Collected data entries
start

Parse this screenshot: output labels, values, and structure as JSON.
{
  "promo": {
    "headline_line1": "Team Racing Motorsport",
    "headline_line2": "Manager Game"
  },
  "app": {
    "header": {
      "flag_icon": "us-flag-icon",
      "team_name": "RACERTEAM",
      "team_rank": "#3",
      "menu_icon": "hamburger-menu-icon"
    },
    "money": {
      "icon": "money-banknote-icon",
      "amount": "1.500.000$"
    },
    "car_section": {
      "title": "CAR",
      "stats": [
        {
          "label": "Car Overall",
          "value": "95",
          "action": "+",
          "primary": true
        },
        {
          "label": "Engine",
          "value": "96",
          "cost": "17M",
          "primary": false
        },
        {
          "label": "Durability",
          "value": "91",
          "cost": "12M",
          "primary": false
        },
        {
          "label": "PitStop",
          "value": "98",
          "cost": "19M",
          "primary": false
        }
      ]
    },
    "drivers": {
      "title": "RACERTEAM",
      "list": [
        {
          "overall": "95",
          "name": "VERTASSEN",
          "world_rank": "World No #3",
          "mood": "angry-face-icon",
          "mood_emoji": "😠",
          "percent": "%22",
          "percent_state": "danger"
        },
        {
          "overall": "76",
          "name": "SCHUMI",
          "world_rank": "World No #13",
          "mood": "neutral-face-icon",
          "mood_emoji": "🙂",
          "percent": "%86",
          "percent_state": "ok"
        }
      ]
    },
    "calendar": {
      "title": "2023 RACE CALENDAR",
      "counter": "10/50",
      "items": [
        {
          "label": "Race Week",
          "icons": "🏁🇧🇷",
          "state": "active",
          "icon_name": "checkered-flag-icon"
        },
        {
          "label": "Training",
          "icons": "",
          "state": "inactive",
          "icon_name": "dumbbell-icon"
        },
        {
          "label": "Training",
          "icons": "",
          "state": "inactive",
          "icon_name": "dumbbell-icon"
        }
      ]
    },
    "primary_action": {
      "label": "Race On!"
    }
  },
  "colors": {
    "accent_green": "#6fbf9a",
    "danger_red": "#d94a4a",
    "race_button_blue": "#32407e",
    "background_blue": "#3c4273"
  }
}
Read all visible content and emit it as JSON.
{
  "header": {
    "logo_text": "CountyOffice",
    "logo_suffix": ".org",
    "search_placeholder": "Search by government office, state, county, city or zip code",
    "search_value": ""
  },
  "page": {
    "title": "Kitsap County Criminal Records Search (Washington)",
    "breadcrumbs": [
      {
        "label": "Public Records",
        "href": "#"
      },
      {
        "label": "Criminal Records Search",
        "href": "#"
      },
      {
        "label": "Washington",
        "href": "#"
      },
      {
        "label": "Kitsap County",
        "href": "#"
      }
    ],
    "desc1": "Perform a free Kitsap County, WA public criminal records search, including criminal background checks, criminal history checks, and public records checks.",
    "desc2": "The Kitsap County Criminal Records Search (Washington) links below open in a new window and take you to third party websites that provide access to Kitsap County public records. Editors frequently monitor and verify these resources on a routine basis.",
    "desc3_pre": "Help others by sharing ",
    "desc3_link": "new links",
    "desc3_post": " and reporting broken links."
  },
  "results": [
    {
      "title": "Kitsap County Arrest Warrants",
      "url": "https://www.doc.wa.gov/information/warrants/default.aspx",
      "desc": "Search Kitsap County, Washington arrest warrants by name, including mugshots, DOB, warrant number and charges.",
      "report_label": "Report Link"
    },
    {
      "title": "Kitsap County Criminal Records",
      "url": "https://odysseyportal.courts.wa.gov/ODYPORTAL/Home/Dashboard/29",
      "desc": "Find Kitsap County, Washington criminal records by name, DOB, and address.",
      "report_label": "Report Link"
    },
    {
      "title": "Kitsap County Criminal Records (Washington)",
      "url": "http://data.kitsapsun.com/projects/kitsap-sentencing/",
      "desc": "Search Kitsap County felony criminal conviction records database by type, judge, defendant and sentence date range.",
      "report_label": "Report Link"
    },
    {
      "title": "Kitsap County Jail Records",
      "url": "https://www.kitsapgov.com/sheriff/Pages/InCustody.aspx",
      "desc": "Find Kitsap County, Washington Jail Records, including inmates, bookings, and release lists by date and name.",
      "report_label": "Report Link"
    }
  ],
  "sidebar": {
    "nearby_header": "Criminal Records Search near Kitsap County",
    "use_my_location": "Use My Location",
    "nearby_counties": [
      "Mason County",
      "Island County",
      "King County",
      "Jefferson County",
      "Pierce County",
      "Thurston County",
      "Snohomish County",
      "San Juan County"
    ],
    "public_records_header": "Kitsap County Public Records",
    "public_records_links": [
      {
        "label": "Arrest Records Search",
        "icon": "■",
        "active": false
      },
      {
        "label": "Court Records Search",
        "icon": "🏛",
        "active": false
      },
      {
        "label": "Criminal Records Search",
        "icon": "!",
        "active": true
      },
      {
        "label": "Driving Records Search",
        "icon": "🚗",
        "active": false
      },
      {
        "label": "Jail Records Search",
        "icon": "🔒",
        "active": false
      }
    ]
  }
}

end

*YOUR GOAL*. Identify every line where the string "RACERTEAM" appears.

*EXERCISE RESPONSE*.
      "team_name": "RACERTEAM",
      "title": "RACERTEAM",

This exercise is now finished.